*Written exercise*: Output every line below without omitting or altering anything.

[Dataset content start]

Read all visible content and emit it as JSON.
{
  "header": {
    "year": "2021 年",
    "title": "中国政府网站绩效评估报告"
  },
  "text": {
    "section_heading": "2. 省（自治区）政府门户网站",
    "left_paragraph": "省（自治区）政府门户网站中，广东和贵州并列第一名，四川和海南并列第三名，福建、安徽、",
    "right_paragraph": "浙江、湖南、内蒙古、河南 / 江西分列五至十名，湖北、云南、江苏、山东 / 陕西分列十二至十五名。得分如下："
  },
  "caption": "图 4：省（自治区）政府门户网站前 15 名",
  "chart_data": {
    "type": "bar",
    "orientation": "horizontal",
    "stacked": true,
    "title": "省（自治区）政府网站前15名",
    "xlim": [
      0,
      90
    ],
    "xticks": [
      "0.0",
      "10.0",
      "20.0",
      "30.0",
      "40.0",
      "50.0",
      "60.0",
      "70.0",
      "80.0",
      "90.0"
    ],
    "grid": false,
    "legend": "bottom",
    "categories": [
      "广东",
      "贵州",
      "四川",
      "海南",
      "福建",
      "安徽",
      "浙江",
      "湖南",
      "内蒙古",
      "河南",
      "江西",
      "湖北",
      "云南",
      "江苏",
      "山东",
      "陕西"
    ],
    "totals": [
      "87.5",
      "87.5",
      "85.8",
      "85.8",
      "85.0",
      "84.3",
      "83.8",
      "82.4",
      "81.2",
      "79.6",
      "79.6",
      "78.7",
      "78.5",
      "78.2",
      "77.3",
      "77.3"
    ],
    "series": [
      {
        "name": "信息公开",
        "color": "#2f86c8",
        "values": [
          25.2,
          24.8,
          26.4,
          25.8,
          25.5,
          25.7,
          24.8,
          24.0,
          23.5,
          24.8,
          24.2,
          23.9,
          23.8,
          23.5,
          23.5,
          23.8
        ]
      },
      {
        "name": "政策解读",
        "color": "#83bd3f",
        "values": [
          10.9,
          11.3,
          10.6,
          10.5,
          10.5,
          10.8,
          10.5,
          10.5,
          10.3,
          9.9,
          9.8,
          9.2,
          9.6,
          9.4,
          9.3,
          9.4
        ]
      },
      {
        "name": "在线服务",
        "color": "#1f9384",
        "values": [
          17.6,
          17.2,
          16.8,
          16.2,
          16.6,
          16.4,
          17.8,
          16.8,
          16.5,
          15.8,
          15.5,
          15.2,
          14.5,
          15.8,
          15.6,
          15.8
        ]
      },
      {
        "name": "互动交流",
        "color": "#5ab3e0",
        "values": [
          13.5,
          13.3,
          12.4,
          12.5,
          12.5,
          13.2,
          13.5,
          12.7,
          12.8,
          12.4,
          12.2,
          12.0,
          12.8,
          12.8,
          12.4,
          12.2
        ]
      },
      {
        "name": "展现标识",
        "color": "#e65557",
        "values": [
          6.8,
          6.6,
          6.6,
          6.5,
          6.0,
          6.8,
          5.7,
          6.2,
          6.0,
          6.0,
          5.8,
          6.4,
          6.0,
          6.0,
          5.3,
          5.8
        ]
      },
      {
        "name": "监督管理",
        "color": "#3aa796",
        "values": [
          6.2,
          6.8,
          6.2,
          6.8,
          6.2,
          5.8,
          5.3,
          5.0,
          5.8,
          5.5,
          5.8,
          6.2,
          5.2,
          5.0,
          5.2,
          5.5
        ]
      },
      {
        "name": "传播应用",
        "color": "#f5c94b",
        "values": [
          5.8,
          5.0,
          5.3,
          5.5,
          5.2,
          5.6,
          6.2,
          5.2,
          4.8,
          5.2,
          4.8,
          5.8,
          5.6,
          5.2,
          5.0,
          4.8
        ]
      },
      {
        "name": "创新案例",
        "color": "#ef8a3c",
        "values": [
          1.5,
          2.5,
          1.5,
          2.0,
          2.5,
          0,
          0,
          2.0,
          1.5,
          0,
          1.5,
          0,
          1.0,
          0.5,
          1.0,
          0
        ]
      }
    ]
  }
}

[Dataset content end]

*Answer to this exercise*:
Read all visible content and emit it as JSON.
{
  "header": {
    "year": "2021 年",
    "title": "中国政府网站绩效评估报告"
  },
  "text": {
    "section_heading": "2. 省（自治区）政府门户网站",
    "left_paragraph": "省（自治区）政府门户网站中，广东和贵州并列第一名，四川和海南并列第三名，福建、安徽、",
    "right_paragraph": "浙江、湖南、内蒙古、河南 / 江西分列五至十名，湖北、云南、江苏、山东 / 陕西分列十二至十五名。得分如下："
  },
  "caption": "图 4：省（自治区）政府门户网站前 15 名",
  "chart_data": {
    "type": "bar",
    "orientation": "horizontal",
    "stacked": true,
    "title": "省（自治区）政府网站前15名",
    "xlim": [
      0,
      90
    ],
    "xticks": [
      "0.0",
      "10.0",
      "20.0",
      "30.0",
      "40.0",
      "50.0",
      "60.0",
      "70.0",
      "80.0",
      "90.0"
    ],
    "grid": false,
    "legend": "bottom",
    "categories": [
      "广东",
      "贵州",
      "四川",
      "海南",
      "福建",
      "安徽",
      "浙江",
      "湖南",
      "内蒙古",
      "河南",
      "江西",
      "湖北",
      "云南",
      "江苏",
      "山东",
      "陕西"
    ],
    "totals": [
      "87.5",
      "87.5",
      "85.8",
      "85.8",
      "85.0",
      "84.3",
      "83.8",
      "82.4",
      "81.2",
      "79.6",
      "79.6",
      "78.7",
      "78.5",
      "78.2",
      "77.3",
      "77.3"
    ],
    "series": [
      {
        "name": "信息公开",
        "color": "#2f86c8",
        "values": [
          25.2,
          24.8,
          26.4,
          25.8,
          25.5,
          25.7,
          24.8,
          24.0,
          23.5,
          24.8,
          24.2,
          23.9,
          23.8,
          23.5,
          23.5,
          23.8
        ]
      },
      {
        "name": "政策解读",
        "color": "#83bd3f",
        "values": [
          10.9,
          11.3,
          10.6,
          10.5,
          10.5,
          10.8,
          10.5,
          10.5,
          10.3,
          9.9,
          9.8,
          9.2,
          9.6,
          9.4,
          9.3,
          9.4
        ]
      },
      {
        "name": "在线服务",
        "color": "#1f9384",
        "values": [
          17.6,
          17.2,
          16.8,
          16.2,
          16.6,
          16.4,
          17.8,
          16.8,
          16.5,
          15.8,
          15.5,
          15.2,
          14.5,
          15.8,
          15.6,
          15.8
        ]
      },
      {
        "name": "互动交流",
        "color": "#5ab3e0",
        "values": [
          13.5,
          13.3,
          12.4,
          12.5,
          12.5,
          13.2,
          13.5,
          12.7,
          12.8,
          12.4,
          12.2,
          12.0,
          12.8,
          12.8,
          12.4,
          12.2
        ]
      },
      {
        "name": "展现标识",
        "color": "#e65557",
        "values": [
          6.8,
          6.6,
          6.6,
          6.5,
          6.0,
          6.8,
          5.7,
          6.2,
          6.0,
          6.0,
          5.8,
          6.4,
          6.0,
          6.0,
          5.3,
          5.8
        ]
      },
      {
        "name": "监督管理",
        "color": "#3aa796",
        "values": [
          6.2,
          6.8,
          6.2,
          6.8,
          6.2,
          5.8,
          5.3,
          5.0,
          5.8,
          5.5,
          5.8,
          6.2,
          5.2,
          5.0,
          5.2,
          5.5
        ]
      },
      {
        "name": "传播应用",
        "color": "#f5c94b",
        "values": [
          5.8,
          5.0,
          5.3,
          5.5,
          5.2,
          5.6,
          6.2,
          5.2,
          4.8,
          5.2,
          4.8,
          5.8,
          5.6,
          5.2,
          5.0,
          4.8
        ]
      },
      {
        "name": "创新案例",
        "color": "#ef8a3c",
        "values": [
          1.5,
          2.5,
          1.5,
          2.0,
          2.5,
          0,
          0,
          2.0,
          1.5,
          0,
          1.5,
          0,
          1.0,
          0.5,
          1.0,
          0
        ]
      }
    ]
  }
}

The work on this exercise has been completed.